● Problem to solve: Pick out every line that holds the string "原因有三点" and copy it.

● Stored records:
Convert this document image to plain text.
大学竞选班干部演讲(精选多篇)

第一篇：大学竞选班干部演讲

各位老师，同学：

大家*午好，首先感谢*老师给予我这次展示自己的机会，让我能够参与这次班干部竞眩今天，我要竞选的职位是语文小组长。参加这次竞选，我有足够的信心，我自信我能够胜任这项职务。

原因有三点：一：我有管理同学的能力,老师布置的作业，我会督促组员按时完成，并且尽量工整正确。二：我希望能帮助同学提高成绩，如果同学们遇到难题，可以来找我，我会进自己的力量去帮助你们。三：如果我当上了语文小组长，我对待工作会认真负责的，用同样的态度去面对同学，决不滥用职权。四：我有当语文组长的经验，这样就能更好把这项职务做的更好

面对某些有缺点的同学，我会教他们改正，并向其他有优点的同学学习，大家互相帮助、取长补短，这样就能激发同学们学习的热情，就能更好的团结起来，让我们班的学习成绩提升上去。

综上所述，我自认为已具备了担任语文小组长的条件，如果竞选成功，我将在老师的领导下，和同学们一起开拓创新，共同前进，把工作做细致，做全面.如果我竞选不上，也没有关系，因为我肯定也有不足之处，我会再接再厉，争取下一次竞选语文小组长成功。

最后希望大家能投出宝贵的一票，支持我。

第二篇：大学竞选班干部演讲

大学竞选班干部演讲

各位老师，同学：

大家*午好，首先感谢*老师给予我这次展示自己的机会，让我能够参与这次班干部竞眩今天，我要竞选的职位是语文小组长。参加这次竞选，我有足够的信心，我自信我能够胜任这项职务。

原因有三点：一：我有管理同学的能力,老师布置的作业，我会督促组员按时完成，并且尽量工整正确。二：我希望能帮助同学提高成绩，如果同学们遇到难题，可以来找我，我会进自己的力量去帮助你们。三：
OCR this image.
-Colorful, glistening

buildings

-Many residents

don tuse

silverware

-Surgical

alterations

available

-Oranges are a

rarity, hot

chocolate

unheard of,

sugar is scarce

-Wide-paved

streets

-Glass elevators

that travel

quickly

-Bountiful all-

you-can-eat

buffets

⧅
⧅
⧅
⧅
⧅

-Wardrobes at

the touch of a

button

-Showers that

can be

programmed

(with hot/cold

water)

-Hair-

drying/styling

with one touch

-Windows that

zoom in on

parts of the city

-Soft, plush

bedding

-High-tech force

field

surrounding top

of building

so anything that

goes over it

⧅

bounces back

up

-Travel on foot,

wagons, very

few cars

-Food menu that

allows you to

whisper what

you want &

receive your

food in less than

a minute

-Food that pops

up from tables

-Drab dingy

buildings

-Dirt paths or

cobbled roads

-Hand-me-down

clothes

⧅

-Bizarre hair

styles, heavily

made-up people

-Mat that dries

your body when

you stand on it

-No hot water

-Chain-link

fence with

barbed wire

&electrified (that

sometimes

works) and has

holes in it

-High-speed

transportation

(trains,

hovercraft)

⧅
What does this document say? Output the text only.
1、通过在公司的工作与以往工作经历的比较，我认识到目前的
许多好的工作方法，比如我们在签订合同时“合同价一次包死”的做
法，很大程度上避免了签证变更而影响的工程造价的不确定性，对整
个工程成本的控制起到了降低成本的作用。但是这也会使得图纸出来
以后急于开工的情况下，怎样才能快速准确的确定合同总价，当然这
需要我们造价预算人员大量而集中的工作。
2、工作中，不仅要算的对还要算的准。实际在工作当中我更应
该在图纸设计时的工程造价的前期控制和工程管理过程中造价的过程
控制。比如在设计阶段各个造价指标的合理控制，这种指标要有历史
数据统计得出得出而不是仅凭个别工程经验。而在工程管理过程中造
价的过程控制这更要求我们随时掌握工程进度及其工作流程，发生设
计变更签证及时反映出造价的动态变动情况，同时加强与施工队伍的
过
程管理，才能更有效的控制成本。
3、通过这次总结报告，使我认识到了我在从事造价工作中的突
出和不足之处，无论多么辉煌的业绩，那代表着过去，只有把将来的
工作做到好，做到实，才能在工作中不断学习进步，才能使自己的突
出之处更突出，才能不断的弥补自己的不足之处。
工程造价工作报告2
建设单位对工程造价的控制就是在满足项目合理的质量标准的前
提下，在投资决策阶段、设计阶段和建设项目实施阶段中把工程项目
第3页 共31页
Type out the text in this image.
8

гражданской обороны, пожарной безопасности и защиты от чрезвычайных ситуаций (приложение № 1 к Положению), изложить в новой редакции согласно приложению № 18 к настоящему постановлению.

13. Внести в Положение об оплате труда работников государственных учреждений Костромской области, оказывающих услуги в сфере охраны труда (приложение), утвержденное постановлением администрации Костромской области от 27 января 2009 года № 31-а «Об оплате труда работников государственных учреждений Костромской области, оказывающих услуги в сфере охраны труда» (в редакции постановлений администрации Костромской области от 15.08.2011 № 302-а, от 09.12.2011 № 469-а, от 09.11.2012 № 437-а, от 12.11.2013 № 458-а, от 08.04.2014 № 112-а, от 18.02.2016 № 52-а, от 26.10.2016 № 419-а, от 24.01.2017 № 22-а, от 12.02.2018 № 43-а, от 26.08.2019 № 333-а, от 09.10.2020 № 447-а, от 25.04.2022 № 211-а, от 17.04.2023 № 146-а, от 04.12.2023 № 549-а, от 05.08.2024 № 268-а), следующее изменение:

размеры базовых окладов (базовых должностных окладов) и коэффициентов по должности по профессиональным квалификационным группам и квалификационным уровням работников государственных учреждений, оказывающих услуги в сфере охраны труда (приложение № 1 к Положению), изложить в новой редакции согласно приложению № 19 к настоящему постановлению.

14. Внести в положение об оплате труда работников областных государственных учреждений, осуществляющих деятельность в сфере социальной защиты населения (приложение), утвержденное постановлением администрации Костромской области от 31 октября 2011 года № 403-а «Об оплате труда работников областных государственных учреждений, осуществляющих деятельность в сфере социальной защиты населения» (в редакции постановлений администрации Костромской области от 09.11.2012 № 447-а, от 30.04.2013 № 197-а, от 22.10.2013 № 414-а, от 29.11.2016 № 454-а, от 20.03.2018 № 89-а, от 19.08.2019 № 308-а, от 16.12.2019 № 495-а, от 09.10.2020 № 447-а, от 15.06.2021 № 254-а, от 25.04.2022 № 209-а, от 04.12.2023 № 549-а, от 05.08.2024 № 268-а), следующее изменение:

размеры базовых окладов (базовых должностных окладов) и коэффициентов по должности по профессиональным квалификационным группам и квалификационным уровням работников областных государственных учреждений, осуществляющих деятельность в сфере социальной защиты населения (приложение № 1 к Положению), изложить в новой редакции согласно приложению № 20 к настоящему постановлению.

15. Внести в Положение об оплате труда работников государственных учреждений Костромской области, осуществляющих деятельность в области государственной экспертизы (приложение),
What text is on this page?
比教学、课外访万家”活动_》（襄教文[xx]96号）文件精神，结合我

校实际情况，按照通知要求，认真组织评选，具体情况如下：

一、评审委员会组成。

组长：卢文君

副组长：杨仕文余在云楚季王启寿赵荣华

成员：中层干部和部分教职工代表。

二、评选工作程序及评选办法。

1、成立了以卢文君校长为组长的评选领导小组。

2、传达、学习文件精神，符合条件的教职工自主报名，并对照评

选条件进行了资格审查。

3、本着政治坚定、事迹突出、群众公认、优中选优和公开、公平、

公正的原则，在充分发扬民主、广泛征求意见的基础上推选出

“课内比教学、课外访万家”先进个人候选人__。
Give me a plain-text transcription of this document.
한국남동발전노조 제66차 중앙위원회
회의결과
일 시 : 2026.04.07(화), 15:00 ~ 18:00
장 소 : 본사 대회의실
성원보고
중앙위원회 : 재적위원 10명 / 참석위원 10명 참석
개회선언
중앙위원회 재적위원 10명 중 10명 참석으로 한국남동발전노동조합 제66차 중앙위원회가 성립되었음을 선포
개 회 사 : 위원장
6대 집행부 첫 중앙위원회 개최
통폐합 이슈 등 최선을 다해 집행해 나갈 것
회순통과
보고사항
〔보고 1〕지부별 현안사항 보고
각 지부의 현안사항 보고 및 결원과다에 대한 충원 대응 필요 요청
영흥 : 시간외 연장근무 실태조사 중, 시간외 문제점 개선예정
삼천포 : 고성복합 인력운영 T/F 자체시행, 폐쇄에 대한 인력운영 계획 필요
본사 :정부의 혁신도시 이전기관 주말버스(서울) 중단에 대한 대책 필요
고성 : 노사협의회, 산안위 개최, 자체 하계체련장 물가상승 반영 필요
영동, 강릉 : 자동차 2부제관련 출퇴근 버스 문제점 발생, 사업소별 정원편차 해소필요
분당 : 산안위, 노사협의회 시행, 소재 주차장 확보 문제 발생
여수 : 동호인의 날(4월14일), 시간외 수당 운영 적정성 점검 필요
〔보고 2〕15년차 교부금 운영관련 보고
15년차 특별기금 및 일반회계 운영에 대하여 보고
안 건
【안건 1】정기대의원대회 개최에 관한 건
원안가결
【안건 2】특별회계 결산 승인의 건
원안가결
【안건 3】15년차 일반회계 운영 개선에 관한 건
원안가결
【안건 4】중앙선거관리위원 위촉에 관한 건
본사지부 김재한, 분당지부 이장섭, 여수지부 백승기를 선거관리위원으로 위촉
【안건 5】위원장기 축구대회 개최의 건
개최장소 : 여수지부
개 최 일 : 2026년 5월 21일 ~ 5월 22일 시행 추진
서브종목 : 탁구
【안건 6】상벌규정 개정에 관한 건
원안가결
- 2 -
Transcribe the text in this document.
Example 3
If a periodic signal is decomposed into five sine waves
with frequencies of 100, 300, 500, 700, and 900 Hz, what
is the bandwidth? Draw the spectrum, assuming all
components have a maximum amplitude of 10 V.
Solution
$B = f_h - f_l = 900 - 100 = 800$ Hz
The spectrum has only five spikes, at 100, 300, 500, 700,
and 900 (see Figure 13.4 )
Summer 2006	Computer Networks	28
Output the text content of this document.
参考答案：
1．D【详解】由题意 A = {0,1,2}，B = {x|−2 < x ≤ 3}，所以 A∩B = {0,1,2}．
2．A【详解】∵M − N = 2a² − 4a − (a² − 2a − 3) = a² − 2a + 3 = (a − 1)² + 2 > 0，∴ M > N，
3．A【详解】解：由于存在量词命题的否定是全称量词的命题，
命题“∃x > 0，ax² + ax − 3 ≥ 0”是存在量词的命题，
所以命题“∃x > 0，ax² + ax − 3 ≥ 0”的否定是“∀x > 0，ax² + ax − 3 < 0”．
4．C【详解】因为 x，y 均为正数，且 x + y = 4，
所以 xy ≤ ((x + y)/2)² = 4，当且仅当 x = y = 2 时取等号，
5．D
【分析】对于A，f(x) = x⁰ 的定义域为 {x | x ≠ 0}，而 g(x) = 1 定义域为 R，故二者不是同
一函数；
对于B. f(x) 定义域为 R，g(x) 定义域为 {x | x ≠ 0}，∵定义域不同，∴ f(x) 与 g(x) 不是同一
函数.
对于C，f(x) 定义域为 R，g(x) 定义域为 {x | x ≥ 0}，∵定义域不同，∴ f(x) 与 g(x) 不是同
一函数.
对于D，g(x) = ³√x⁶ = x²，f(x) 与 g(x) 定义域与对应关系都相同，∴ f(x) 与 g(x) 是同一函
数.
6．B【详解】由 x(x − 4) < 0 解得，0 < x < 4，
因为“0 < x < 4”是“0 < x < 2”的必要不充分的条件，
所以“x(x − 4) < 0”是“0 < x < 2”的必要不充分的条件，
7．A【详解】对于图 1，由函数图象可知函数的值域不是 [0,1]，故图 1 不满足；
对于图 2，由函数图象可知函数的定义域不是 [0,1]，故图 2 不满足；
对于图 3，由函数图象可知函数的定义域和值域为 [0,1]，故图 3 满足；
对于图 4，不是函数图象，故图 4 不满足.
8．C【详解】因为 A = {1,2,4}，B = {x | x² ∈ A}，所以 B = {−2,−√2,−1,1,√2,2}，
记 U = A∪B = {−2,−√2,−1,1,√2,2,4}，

● Completed task:
原因有三点：一：我有管理同学的能力,老师布置的作业，我会督促组员按时完成，并且尽量工整正确。二：我希望能帮助同学提高成绩，如果同学们遇到难题，可以来找我，我会进自己的力量去帮助你们。三：如果我当上了语文小组长，我对待工作会认真负责的，用同样的态度去面对同学，决不滥用职权。四：我有当语文组长的经验，这样就能更好把这项职务做的更好
原因有三点：一：我有管理同学的能力,老师布置的作业，我会督促组员按时完成，并且尽量工整正确。二：我希望能帮助同学提高成绩，如果同学们遇到难题，可以来找我，我会进自己的力量去帮助你们。三：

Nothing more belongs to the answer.